=== Data extract ===

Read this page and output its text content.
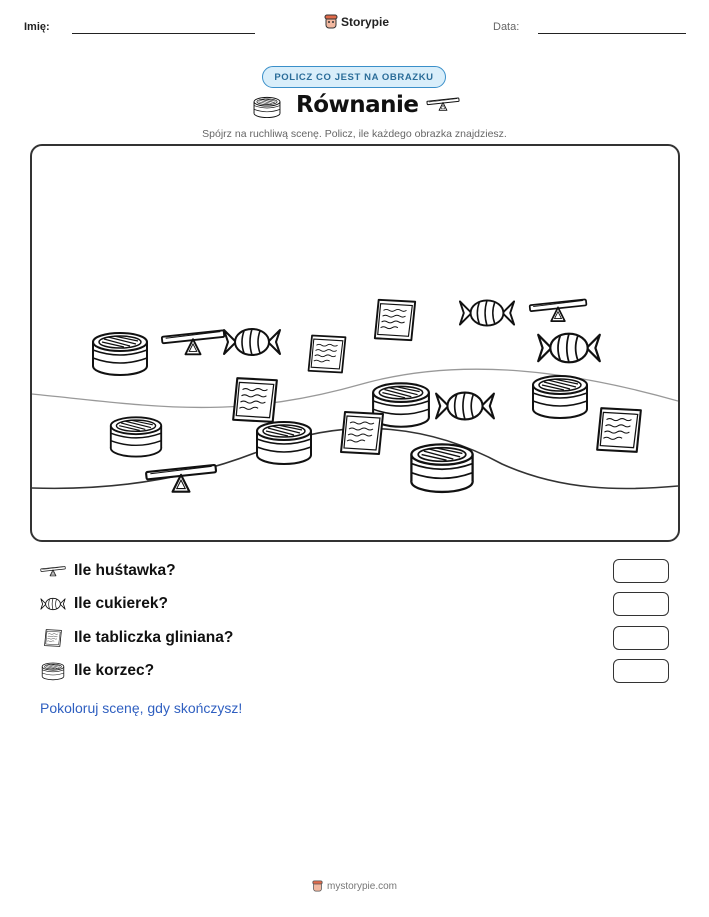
Imię:	Storypie	Data:
POLICZ CO JEST NA OBRAZKU
Równanie
Spójrz na ruchliwą scenę. Policz, ile każdego obrazka znajdziesz.
Ile huśtawka?
Ile cukierek?
Ile tabliczka gliniana?
Ile korzec?
Pokoloruj scenę, gdy skończysz!
mystorypie.com
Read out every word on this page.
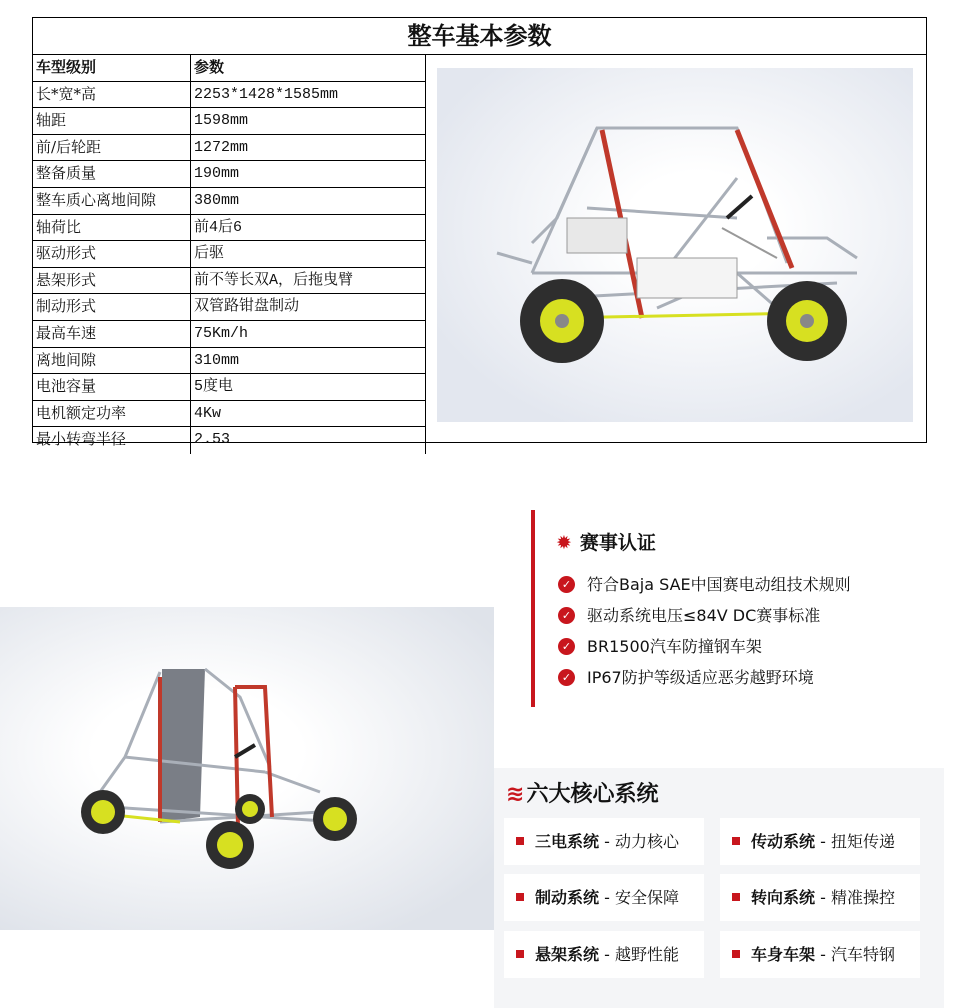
整车基本参数
车型级别	参数
长*宽*高	2253*1428*1585mm
轴距	1598mm
前/后轮距	1272mm
整备质量	190mm
整车质心离地间隙	380mm
轴荷比	前4后6
驱动形式	后驱
悬架形式	前不等长双A，后拖曳臂
制动形式	双管路钳盘制动
最高车速	75Km/h
离地间隙	310mm
电池容量	5度电
电机额定功率	4Kw
最小转弯半径	2.53
✹ 赛事认证
✓ 符合Baja SAE中国赛电动组技术规则
✓ 驱动系统电压≤84V DC赛事标准
✓ BR1500汽车防撞钢车架
✓ IP67防护等级适应恶劣越野环境
≋六大核心系统
三电系统 - 动力核心	传动系统 - 扭矩传递
制动系统 - 安全保障	转向系统 - 精准操控
悬架系统 - 越野性能	车身车架 - 汽车特钢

===

● **Work required**
Locate the word "scenę" in the data above. Copy every line carrying it.

● **Exercise solution**
Spójrz na ruchliwą scenę. Policz, ile każdego obrazka znajdziesz.
Pokoloruj scenę, gdy skończysz!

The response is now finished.